EXERCISE DESCRIPTION:
Set down the data below without change, skipping the pictures it holds.

========================================================================

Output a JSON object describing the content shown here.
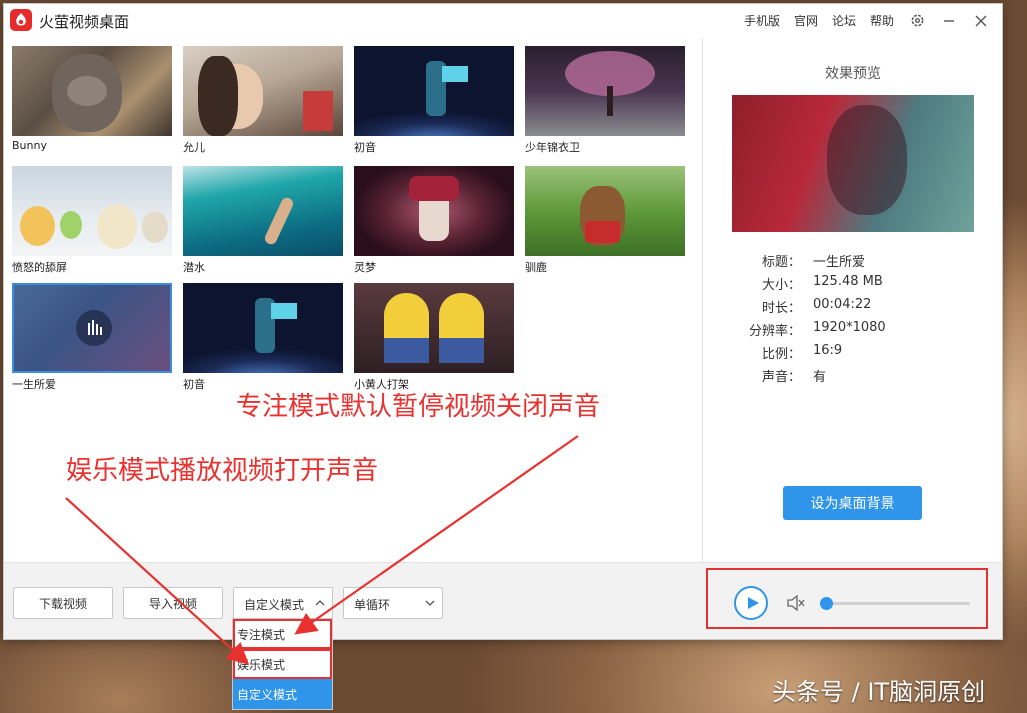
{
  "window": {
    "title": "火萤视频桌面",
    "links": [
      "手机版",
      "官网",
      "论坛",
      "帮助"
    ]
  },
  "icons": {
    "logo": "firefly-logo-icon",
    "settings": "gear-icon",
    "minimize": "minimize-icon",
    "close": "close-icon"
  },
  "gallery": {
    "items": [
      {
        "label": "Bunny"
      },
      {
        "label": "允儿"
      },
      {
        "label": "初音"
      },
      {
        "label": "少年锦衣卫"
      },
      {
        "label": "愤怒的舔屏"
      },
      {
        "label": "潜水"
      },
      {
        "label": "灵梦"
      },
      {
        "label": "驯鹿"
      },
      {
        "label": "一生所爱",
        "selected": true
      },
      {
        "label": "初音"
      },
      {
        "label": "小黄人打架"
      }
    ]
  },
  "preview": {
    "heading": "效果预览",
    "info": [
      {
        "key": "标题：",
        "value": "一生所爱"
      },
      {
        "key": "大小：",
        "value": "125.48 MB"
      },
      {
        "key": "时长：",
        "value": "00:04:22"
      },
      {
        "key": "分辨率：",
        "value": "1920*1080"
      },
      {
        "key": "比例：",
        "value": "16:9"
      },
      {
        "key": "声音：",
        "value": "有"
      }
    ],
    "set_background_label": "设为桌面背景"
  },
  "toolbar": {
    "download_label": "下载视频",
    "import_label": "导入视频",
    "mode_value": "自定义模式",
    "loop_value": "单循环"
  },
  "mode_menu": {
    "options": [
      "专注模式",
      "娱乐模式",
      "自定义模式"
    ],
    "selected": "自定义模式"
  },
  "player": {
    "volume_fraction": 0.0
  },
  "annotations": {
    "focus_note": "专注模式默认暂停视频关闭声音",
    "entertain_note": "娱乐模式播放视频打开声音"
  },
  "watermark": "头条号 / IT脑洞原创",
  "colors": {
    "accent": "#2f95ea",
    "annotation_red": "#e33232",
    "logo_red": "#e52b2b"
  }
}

========================================================================

EXERCISE ANSWER:
Output a JSON object describing the content shown here.
{
  "window": {
    "title": "火萤视频桌面",
    "links": [
      "手机版",
      "官网",
      "论坛",
      "帮助"
    ]
  },
  "icons": {
    "logo": "firefly-logo-icon",
    "settings": "gear-icon",
    "minimize": "minimize-icon",
    "close": "close-icon"
  },
  "gallery": {
    "items": [
      {
        "label": "Bunny"
      },
      {
        "label": "允儿"
      },
      {
        "label": "初音"
      },
      {
        "label": "少年锦衣卫"
      },
      {
        "label": "愤怒的舔屏"
      },
      {
        "label": "潜水"
      },
      {
        "label": "灵梦"
      },
      {
        "label": "驯鹿"
      },
      {
        "label": "一生所爱",
        "selected": true
      },
      {
        "label": "初音"
      },
      {
        "label": "小黄人打架"
      }
    ]
  },
  "preview": {
    "heading": "效果预览",
    "info": [
      {
        "key": "标题：",
        "value": "一生所爱"
      },
      {
        "key": "大小：",
        "value": "125.48 MB"
      },
      {
        "key": "时长：",
        "value": "00:04:22"
      },
      {
        "key": "分辨率：",
        "value": "1920*1080"
      },
      {
        "key": "比例：",
        "value": "16:9"
      },
      {
        "key": "声音：",
        "value": "有"
      }
    ],
    "set_background_label": "设为桌面背景"
  },
  "toolbar": {
    "download_label": "下载视频",
    "import_label": "导入视频",
    "mode_value": "自定义模式",
    "loop_value": "单循环"
  },
  "mode_menu": {
    "options": [
      "专注模式",
      "娱乐模式",
      "自定义模式"
    ],
    "selected": "自定义模式"
  },
  "player": {
    "volume_fraction": 0.0
  },
  "annotations": {
    "focus_note": "专注模式默认暂停视频关闭声音",
    "entertain_note": "娱乐模式播放视频打开声音"
  },
  "watermark": "头条号 / IT脑洞原创",
  "colors": {
    "accent": "#2f95ea",
    "annotation_red": "#e33232",
    "logo_red": "#e52b2b"
  }
}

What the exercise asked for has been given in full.